[Dataset entries]
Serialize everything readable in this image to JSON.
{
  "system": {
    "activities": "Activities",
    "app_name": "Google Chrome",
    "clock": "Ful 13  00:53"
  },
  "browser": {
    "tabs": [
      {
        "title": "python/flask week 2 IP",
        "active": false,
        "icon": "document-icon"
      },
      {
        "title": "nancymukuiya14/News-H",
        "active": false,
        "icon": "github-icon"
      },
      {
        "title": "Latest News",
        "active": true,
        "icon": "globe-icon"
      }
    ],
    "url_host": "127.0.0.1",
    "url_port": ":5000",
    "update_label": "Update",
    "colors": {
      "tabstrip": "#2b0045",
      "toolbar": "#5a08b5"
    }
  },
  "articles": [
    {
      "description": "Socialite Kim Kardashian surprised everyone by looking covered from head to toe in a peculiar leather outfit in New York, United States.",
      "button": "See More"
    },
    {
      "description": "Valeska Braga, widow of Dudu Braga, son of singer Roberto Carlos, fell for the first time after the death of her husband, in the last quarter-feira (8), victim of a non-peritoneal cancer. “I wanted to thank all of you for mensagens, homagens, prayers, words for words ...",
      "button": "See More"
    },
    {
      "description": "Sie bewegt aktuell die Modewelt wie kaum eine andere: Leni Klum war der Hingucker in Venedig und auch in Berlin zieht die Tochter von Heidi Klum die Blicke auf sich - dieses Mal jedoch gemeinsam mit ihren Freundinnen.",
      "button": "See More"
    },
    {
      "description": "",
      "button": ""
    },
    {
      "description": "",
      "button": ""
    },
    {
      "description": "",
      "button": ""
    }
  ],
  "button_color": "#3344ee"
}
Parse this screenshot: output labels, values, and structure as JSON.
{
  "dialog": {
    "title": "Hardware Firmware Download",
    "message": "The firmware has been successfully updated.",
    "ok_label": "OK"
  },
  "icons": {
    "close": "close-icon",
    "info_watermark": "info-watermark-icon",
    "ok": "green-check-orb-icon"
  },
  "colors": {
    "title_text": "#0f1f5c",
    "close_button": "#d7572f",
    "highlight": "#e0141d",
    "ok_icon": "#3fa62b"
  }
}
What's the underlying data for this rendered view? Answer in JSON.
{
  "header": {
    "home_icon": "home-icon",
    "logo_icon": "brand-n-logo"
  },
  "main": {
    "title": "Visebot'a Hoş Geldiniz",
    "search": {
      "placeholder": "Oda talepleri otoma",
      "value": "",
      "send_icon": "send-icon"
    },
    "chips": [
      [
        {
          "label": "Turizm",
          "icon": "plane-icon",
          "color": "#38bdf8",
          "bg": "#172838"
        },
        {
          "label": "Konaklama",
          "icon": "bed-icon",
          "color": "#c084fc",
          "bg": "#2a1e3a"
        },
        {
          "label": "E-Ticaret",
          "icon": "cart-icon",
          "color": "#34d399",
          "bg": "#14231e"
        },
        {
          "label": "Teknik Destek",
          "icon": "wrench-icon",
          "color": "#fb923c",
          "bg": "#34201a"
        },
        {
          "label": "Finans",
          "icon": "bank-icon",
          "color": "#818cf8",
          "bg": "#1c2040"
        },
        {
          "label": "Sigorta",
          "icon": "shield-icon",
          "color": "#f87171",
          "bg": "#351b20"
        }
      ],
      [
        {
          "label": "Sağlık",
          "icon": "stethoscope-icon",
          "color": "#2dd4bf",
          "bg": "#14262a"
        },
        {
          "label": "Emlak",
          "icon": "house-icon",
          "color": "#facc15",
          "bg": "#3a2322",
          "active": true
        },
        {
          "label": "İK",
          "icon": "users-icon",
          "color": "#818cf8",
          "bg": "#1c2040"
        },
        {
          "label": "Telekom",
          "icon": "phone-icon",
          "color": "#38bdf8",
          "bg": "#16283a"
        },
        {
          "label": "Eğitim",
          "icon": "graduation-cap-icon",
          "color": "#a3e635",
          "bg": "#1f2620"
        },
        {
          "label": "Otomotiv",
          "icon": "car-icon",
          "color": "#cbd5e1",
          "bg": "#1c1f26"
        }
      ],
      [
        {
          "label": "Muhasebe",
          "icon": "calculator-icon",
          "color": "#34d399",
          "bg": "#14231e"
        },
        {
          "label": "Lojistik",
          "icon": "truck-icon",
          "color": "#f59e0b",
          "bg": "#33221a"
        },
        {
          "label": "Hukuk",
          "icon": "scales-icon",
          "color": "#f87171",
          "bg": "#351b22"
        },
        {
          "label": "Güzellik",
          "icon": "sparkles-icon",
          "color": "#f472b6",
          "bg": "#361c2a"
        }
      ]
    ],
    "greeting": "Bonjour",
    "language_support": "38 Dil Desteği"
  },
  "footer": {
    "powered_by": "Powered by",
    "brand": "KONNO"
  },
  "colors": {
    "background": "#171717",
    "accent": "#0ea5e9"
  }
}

(Exercise requirements):
Retype every record above exactly as written.

(Problem solution):
Serialize everything readable in this image to JSON.
{
  "system": {
    "activities": "Activities",
    "app_name": "Google Chrome",
    "clock": "Ful 13  00:53"
  },
  "browser": {
    "tabs": [
      {
        "title": "python/flask week 2 IP",
        "active": false,
        "icon": "document-icon"
      },
      {
        "title": "nancymukuiya14/News-H",
        "active": false,
        "icon": "github-icon"
      },
      {
        "title": "Latest News",
        "active": true,
        "icon": "globe-icon"
      }
    ],
    "url_host": "127.0.0.1",
    "url_port": ":5000",
    "update_label": "Update",
    "colors": {
      "tabstrip": "#2b0045",
      "toolbar": "#5a08b5"
    }
  },
  "articles": [
    {
      "description": "Socialite Kim Kardashian surprised everyone by looking covered from head to toe in a peculiar leather outfit in New York, United States.",
      "button": "See More"
    },
    {
      "description": "Valeska Braga, widow of Dudu Braga, son of singer Roberto Carlos, fell for the first time after the death of her husband, in the last quarter-feira (8), victim of a non-peritoneal cancer. “I wanted to thank all of you for mensagens, homagens, prayers, words for words ...",
      "button": "See More"
    },
    {
      "description": "Sie bewegt aktuell die Modewelt wie kaum eine andere: Leni Klum war der Hingucker in Venedig und auch in Berlin zieht die Tochter von Heidi Klum die Blicke auf sich - dieses Mal jedoch gemeinsam mit ihren Freundinnen.",
      "button": "See More"
    },
    {
      "description": "",
      "button": ""
    },
    {
      "description": "",
      "button": ""
    },
    {
      "description": "",
      "button": ""
    }
  ],
  "button_color": "#3344ee"
}
Parse this screenshot: output labels, values, and structure as JSON.
{
  "dialog": {
    "title": "Hardware Firmware Download",
    "message": "The firmware has been successfully updated.",
    "ok_label": "OK"
  },
  "icons": {
    "close": "close-icon",
    "info_watermark": "info-watermark-icon",
    "ok": "green-check-orb-icon"
  },
  "colors": {
    "title_text": "#0f1f5c",
    "close_button": "#d7572f",
    "highlight": "#e0141d",
    "ok_icon": "#3fa62b"
  }
}
What's the underlying data for this rendered view? Answer in JSON.
{
  "header": {
    "home_icon": "home-icon",
    "logo_icon": "brand-n-logo"
  },
  "main": {
    "title": "Visebot'a Hoş Geldiniz",
    "search": {
      "placeholder": "Oda talepleri otoma",
      "value": "",
      "send_icon": "send-icon"
    },
    "chips": [
      [
        {
          "label": "Turizm",
          "icon": "plane-icon",
          "color": "#38bdf8",
          "bg": "#172838"
        },
        {
          "label": "Konaklama",
          "icon": "bed-icon",
          "color": "#c084fc",
          "bg": "#2a1e3a"
        },
        {
          "label": "E-Ticaret",
          "icon": "cart-icon",
          "color": "#34d399",
          "bg": "#14231e"
        },
        {
          "label": "Teknik Destek",
          "icon": "wrench-icon",
          "color": "#fb923c",
          "bg": "#34201a"
        },
        {
          "label": "Finans",
          "icon": "bank-icon",
          "color": "#818cf8",
          "bg": "#1c2040"
        },
        {
          "label": "Sigorta",
          "icon": "shield-icon",
          "color": "#f87171",
          "bg": "#351b20"
        }
      ],
      [
        {
          "label": "Sağlık",
          "icon": "stethoscope-icon",
          "color": "#2dd4bf",
          "bg": "#14262a"
        },
        {
          "label": "Emlak",
          "icon": "house-icon",
          "color": "#facc15",
          "bg": "#3a2322",
          "active": true
        },
        {
          "label": "İK",
          "icon": "users-icon",
          "color": "#818cf8",
          "bg": "#1c2040"
        },
        {
          "label": "Telekom",
          "icon": "phone-icon",
          "color": "#38bdf8",
          "bg": "#16283a"
        },
        {
          "label": "Eğitim",
          "icon": "graduation-cap-icon",
          "color": "#a3e635",
          "bg": "#1f2620"
        },
        {
          "label": "Otomotiv",
          "icon": "car-icon",
          "color": "#cbd5e1",
          "bg": "#1c1f26"
        }
      ],
      [
        {
          "label": "Muhasebe",
          "icon": "calculator-icon",
          "color": "#34d399",
          "bg": "#14231e"
        },
        {
          "label": "Lojistik",
          "icon": "truck-icon",
          "color": "#f59e0b",
          "bg": "#33221a"
        },
        {
          "label": "Hukuk",
          "icon": "scales-icon",
          "color": "#f87171",
          "bg": "#351b22"
        },
        {
          "label": "Güzellik",
          "icon": "sparkles-icon",
          "color": "#f472b6",
          "bg": "#361c2a"
        }
      ]
    ],
    "greeting": "Bonjour",
    "language_support": "38 Dil Desteği"
  },
  "footer": {
    "powered_by": "Powered by",
    "brand": "KONNO"
  },
  "colors": {
    "background": "#171717",
    "accent": "#0ea5e9"
  }
}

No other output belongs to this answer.